* _JOB_
Reproduce the listing exactly and skip over any pictures.

## Begin INPUT ROWS

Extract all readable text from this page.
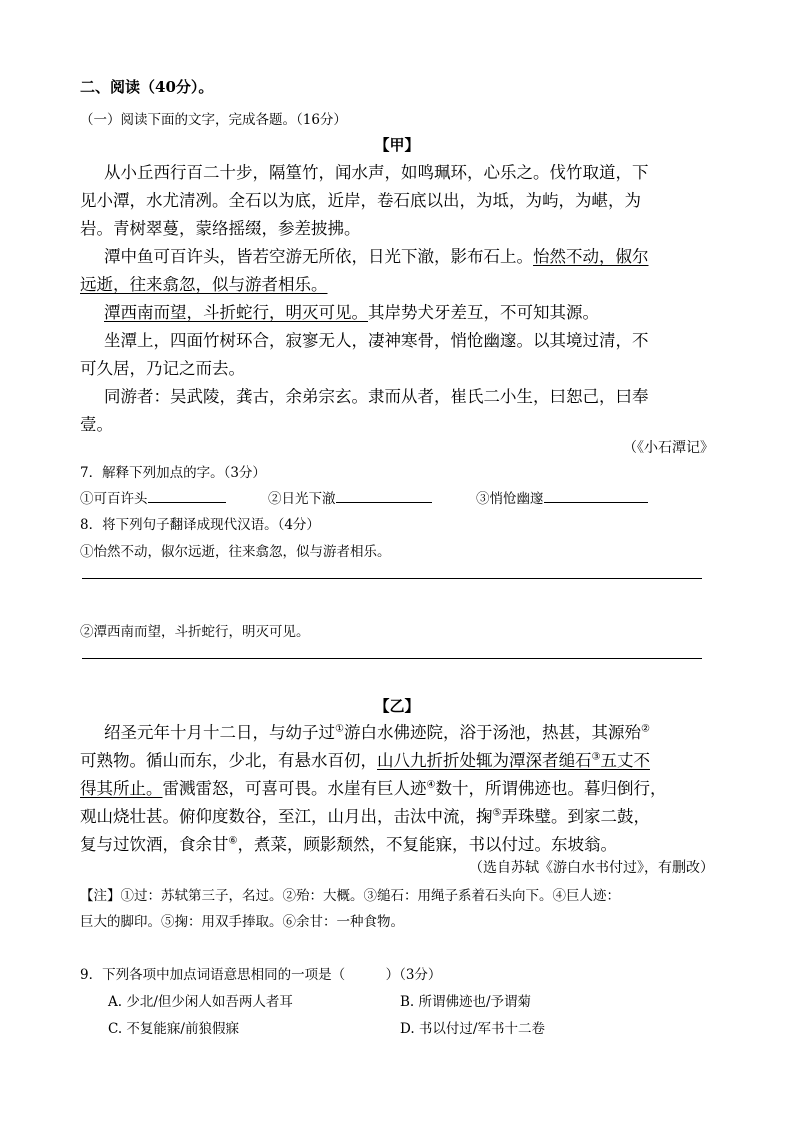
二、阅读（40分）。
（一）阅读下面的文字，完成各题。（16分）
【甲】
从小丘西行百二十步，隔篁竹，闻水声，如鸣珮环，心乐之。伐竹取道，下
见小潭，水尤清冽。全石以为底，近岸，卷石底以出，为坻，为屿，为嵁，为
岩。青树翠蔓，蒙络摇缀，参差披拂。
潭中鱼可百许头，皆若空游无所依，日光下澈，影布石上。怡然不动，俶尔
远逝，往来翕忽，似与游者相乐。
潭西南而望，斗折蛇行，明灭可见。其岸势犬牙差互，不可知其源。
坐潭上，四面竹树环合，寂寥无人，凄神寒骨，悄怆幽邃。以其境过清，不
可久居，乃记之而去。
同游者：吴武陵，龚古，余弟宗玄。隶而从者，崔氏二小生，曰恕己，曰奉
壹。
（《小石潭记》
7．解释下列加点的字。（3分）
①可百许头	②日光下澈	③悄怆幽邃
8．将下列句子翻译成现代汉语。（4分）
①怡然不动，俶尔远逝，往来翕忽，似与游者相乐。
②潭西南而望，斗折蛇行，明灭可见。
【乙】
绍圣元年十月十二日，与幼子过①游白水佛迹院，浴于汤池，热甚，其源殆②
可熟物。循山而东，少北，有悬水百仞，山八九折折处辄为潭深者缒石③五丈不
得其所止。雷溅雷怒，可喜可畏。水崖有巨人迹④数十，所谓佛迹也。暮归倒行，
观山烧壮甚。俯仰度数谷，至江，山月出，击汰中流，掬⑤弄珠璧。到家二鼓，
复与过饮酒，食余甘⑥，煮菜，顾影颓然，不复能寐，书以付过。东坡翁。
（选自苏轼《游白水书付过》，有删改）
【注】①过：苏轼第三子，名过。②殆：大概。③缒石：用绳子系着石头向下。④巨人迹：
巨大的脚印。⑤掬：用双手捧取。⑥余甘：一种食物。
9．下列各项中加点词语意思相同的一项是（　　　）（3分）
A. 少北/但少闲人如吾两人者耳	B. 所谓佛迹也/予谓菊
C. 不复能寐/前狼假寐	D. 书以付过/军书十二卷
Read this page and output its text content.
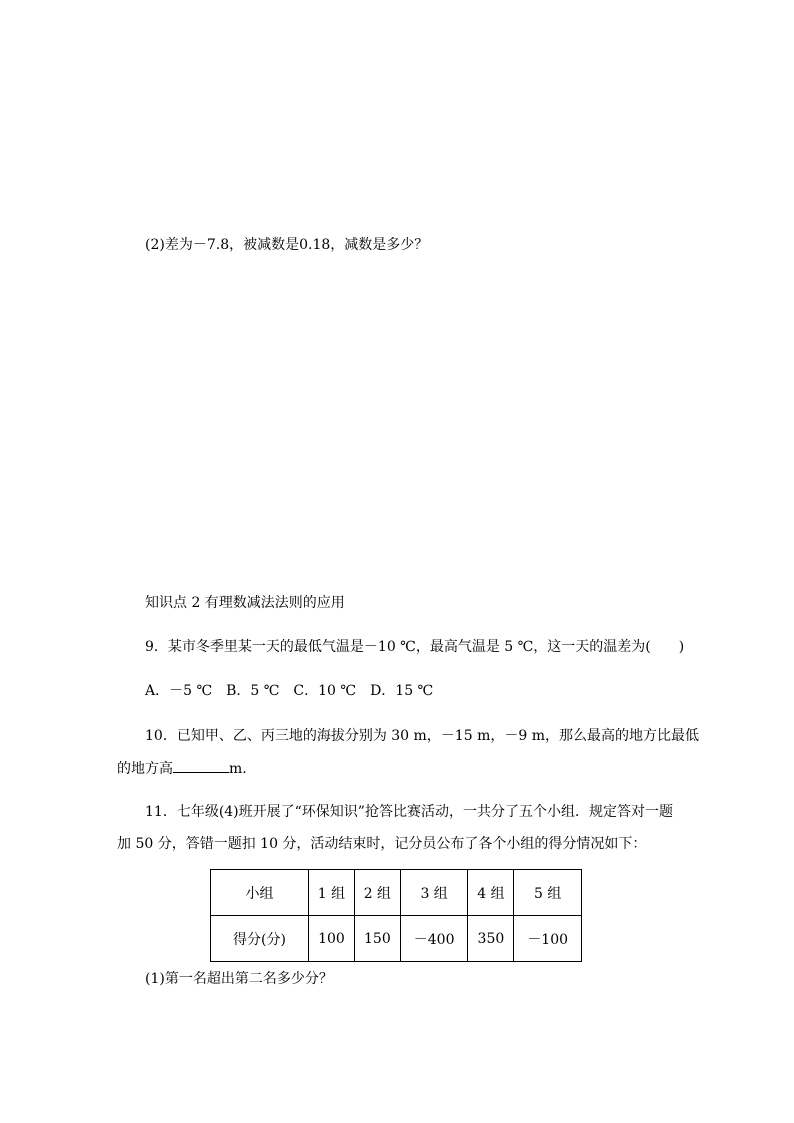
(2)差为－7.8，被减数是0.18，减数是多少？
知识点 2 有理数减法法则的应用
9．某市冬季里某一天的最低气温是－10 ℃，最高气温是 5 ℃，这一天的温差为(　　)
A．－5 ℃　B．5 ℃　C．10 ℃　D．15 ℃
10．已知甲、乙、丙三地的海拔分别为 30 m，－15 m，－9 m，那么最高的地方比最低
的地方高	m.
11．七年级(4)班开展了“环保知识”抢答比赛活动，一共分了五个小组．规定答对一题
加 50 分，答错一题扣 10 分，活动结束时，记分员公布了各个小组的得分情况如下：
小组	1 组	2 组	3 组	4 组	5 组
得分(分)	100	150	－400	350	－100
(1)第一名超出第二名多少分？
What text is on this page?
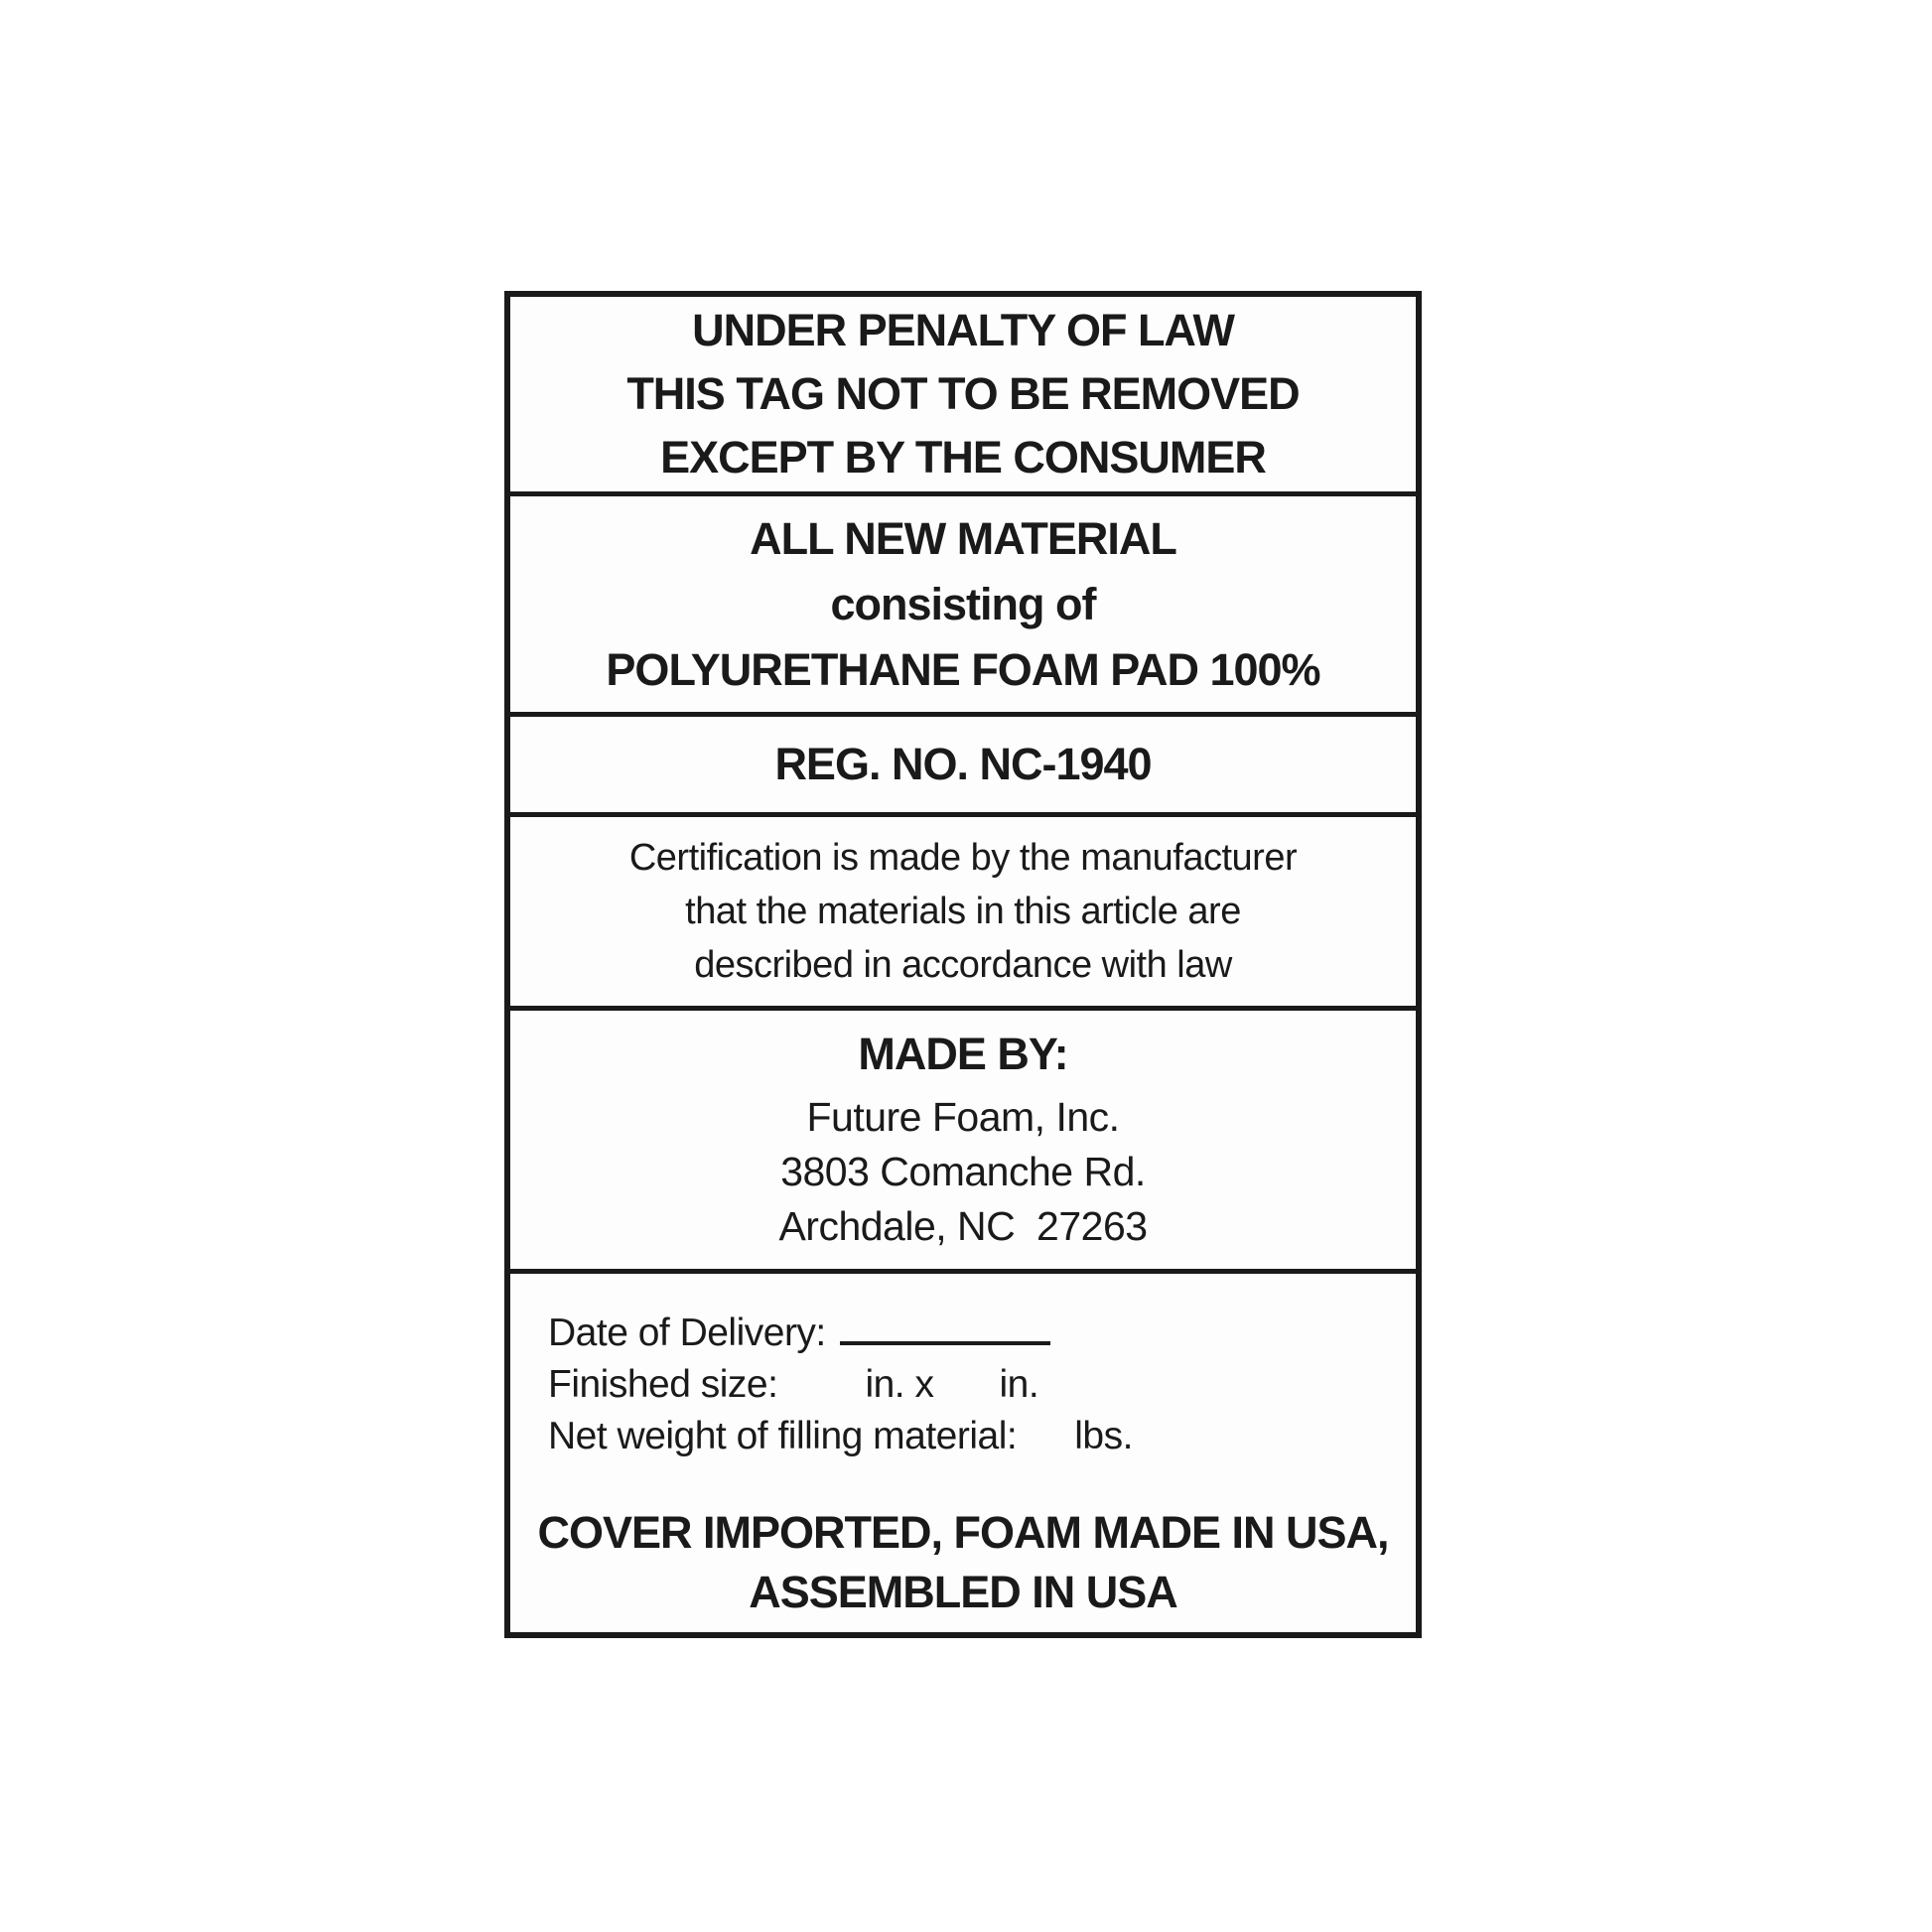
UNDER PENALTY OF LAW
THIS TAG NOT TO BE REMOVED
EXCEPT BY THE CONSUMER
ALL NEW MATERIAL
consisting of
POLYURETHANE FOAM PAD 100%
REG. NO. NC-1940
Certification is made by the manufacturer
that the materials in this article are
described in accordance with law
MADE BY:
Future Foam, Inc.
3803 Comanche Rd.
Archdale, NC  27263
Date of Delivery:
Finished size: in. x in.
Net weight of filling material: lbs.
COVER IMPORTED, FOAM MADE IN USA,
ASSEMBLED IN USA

## End INPUT ROWS

* _RESULT BELOW_
Extract all readable text from this page.
二、阅读（40分）。
（一）阅读下面的文字，完成各题。（16分）
【甲】
从小丘西行百二十步，隔篁竹，闻水声，如鸣珮环，心乐之。伐竹取道，下
见小潭，水尤清冽。全石以为底，近岸，卷石底以出，为坻，为屿，为嵁，为
岩。青树翠蔓，蒙络摇缀，参差披拂。
潭中鱼可百许头，皆若空游无所依，日光下澈，影布石上。怡然不动，俶尔
远逝，往来翕忽，似与游者相乐。
潭西南而望，斗折蛇行，明灭可见。其岸势犬牙差互，不可知其源。
坐潭上，四面竹树环合，寂寥无人，凄神寒骨，悄怆幽邃。以其境过清，不
可久居，乃记之而去。
同游者：吴武陵，龚古，余弟宗玄。隶而从者，崔氏二小生，曰恕己，曰奉
壹。
（《小石潭记》
7．解释下列加点的字。（3分）
①可百许头	②日光下澈	③悄怆幽邃
8．将下列句子翻译成现代汉语。（4分）
①怡然不动，俶尔远逝，往来翕忽，似与游者相乐。
②潭西南而望，斗折蛇行，明灭可见。
【乙】
绍圣元年十月十二日，与幼子过①游白水佛迹院，浴于汤池，热甚，其源殆②
可熟物。循山而东，少北，有悬水百仞，山八九折折处辄为潭深者缒石③五丈不
得其所止。雷溅雷怒，可喜可畏。水崖有巨人迹④数十，所谓佛迹也。暮归倒行，
观山烧壮甚。俯仰度数谷，至江，山月出，击汰中流，掬⑤弄珠璧。到家二鼓，
复与过饮酒，食余甘⑥，煮菜，顾影颓然，不复能寐，书以付过。东坡翁。
（选自苏轼《游白水书付过》，有删改）
【注】①过：苏轼第三子，名过。②殆：大概。③缒石：用绳子系着石头向下。④巨人迹：
巨大的脚印。⑤掬：用双手捧取。⑥余甘：一种食物。
9．下列各项中加点词语意思相同的一项是（　　　）（3分）
A. 少北/但少闲人如吾两人者耳	B. 所谓佛迹也/予谓菊
C. 不复能寐/前狼假寐	D. 书以付过/军书十二卷
Read this page and output its text content.
(2)差为－7.8，被减数是0.18，减数是多少？
知识点 2 有理数减法法则的应用
9．某市冬季里某一天的最低气温是－10 ℃，最高气温是 5 ℃，这一天的温差为(　　)
A．－5 ℃　B．5 ℃　C．10 ℃　D．15 ℃
10．已知甲、乙、丙三地的海拔分别为 30 m，－15 m，－9 m，那么最高的地方比最低
的地方高	m.
11．七年级(4)班开展了“环保知识”抢答比赛活动，一共分了五个小组．规定答对一题
加 50 分，答错一题扣 10 分，活动结束时，记分员公布了各个小组的得分情况如下：
小组	1 组	2 组	3 组	4 组	5 组
得分(分)	100	150	－400	350	－100
(1)第一名超出第二名多少分？
What text is on this page?
UNDER PENALTY OF LAW
THIS TAG NOT TO BE REMOVED
EXCEPT BY THE CONSUMER
ALL NEW MATERIAL
consisting of
POLYURETHANE FOAM PAD 100%
REG. NO. NC-1940
Certification is made by the manufacturer
that the materials in this article are
described in accordance with law
MADE BY:
Future Foam, Inc.
3803 Comanche Rd.
Archdale, NC  27263
Date of Delivery:
Finished size: in. x in.
Net weight of filling material: lbs.
COVER IMPORTED, FOAM MADE IN USA,
ASSEMBLED IN USA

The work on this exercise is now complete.